• _WORK INSTRUCTIONS_
Search the listing for the string "failed" and copy every line that contains it.

• _STORED RECORDS_
·····

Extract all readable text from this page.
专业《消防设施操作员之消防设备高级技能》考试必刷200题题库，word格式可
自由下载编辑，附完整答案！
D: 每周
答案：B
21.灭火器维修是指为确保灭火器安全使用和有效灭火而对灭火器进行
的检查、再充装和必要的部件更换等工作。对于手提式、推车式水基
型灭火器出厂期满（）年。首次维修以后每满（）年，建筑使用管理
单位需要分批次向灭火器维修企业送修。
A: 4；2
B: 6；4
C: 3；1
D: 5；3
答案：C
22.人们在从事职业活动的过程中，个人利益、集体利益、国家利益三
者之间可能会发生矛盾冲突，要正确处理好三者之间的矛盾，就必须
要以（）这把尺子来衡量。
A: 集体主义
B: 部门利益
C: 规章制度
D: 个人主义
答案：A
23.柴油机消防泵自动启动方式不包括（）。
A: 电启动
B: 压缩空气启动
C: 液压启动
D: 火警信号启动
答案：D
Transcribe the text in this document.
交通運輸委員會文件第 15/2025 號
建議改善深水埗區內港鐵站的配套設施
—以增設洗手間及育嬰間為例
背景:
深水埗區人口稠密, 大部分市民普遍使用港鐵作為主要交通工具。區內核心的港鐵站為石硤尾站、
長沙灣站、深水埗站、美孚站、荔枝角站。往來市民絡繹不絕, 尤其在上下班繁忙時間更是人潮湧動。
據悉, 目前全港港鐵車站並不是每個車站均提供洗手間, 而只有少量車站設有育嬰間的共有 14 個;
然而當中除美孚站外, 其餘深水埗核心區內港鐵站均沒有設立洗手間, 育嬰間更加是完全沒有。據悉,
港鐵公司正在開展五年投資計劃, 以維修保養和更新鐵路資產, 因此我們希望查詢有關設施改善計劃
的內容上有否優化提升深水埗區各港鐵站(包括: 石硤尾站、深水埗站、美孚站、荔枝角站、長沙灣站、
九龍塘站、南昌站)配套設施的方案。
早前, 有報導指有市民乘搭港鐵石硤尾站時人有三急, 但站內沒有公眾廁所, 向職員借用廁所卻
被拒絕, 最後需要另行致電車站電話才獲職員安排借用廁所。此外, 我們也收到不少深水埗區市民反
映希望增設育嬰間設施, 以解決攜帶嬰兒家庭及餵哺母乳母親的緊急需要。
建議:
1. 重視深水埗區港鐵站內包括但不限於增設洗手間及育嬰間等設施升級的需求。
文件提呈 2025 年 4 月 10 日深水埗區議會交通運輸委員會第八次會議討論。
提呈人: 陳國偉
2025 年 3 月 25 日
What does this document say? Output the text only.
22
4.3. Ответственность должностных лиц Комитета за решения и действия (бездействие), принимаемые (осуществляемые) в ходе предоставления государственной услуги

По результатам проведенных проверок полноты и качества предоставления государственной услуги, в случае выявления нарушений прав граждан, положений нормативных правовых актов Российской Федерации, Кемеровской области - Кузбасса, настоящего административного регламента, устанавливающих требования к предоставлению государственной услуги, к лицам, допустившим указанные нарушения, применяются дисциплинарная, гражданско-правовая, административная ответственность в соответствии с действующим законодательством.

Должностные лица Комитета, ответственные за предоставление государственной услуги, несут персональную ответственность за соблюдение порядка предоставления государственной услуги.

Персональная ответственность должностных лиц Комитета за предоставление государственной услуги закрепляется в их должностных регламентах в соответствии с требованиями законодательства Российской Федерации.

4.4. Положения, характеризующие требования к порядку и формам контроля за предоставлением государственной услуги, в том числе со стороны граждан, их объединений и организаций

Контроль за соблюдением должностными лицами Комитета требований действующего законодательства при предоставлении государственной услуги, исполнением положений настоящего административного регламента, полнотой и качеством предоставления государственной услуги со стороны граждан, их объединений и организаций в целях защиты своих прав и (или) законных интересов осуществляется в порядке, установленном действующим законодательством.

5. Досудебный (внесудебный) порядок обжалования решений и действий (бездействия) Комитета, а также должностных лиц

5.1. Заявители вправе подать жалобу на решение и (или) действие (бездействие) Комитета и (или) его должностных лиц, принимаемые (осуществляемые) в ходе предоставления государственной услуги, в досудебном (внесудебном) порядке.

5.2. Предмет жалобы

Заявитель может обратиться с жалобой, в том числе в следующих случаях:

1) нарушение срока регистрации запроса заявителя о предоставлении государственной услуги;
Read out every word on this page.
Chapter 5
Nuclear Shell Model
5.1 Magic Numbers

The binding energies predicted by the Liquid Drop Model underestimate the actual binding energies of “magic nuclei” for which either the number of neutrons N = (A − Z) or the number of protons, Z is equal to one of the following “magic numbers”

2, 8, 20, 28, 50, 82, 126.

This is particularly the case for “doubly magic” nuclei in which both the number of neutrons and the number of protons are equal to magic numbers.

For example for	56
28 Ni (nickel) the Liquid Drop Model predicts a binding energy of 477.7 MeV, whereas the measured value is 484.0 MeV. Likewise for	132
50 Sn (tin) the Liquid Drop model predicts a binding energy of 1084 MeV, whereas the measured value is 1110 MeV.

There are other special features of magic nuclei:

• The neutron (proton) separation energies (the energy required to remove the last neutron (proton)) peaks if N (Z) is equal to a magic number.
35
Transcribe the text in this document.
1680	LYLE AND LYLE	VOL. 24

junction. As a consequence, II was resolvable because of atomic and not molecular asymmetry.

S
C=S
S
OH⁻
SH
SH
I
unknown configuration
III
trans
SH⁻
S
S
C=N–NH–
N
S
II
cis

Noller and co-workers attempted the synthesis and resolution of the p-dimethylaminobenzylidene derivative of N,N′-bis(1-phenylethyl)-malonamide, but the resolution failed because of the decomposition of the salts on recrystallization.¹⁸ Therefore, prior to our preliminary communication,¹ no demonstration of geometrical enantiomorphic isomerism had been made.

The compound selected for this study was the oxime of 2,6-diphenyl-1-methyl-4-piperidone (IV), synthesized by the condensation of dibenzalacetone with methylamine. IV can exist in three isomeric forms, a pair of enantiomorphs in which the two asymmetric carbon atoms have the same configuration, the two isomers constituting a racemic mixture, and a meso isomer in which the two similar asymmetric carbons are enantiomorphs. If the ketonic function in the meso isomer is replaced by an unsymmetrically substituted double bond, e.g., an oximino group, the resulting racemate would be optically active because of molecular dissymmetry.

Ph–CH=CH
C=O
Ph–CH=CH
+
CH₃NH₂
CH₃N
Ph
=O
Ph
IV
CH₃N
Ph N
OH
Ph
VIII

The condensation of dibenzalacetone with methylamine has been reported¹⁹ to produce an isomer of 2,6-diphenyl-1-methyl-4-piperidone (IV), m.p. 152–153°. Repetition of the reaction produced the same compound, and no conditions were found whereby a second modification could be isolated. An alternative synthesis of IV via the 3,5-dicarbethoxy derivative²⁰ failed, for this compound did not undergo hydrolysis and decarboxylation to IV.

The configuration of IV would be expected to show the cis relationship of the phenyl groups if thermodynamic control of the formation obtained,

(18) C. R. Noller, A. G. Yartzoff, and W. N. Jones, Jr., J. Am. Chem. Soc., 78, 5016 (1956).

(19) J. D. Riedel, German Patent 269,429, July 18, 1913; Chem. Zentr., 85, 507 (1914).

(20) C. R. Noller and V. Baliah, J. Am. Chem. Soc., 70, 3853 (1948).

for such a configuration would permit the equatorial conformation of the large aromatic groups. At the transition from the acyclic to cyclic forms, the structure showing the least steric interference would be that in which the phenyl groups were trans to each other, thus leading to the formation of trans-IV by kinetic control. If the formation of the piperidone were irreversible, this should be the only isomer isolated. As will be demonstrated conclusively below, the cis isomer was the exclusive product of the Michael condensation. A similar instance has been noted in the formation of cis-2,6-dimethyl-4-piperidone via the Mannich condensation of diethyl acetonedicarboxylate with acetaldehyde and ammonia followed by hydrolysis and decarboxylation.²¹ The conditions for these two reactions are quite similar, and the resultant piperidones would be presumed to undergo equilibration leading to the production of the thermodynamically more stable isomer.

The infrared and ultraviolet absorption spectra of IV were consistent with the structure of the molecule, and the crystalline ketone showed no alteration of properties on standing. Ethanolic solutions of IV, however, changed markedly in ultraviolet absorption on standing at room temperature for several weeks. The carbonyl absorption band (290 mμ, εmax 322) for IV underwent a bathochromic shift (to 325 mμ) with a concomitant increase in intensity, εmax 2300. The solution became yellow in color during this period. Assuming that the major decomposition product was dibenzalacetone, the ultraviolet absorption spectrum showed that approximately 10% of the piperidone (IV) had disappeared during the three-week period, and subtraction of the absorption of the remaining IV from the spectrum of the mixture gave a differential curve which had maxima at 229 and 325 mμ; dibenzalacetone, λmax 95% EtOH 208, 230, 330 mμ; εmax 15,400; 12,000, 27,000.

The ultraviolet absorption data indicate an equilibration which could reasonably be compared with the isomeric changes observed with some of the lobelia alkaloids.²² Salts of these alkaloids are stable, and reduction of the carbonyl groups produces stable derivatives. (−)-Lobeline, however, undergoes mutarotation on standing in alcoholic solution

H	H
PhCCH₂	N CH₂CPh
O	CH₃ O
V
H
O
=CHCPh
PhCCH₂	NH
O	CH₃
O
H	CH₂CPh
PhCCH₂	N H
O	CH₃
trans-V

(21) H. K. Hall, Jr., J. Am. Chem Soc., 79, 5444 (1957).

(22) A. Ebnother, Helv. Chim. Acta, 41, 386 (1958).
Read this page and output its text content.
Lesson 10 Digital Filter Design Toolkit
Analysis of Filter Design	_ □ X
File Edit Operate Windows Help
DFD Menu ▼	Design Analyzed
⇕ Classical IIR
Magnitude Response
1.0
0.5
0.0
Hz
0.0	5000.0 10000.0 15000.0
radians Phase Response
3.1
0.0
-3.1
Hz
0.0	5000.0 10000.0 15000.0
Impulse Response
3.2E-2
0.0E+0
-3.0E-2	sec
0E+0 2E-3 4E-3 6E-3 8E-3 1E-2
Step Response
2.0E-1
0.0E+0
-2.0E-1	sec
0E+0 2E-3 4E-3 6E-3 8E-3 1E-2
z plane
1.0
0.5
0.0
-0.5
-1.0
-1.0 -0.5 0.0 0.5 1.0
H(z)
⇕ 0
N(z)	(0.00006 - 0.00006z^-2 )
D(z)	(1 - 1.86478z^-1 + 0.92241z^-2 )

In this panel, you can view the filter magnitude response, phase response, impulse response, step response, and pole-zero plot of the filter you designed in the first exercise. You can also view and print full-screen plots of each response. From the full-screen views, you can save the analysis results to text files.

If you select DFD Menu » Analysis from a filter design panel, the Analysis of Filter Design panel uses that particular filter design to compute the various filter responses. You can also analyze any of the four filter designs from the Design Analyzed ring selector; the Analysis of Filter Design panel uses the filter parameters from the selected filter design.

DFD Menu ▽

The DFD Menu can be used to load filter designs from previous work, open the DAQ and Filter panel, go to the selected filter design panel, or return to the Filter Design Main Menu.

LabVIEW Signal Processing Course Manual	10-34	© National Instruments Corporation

·····

• _FINISHED EXERCISE_
Noller and co-workers attempted the synthesis and resolution of the p-dimethylaminobenzylidene derivative of N,N′-bis(1-phenylethyl)-malonamide, but the resolution failed because of the decomposition of the salts on recrystallization.¹⁸ Therefore, prior to our preliminary communication,¹ no demonstration of geometrical enantiomorphic isomerism had been made.
The condensation of dibenzalacetone with methylamine has been reported¹⁹ to produce an isomer of 2,6-diphenyl-1-methyl-4-piperidone (IV), m.p. 152–153°. Repetition of the reaction produced the same compound, and no conditions were found whereby a second modification could be isolated. An alternative synthesis of IV via the 3,5-dicarbethoxy derivative²⁰ failed, for this compound did not undergo hydrolysis and decarboxylation to IV.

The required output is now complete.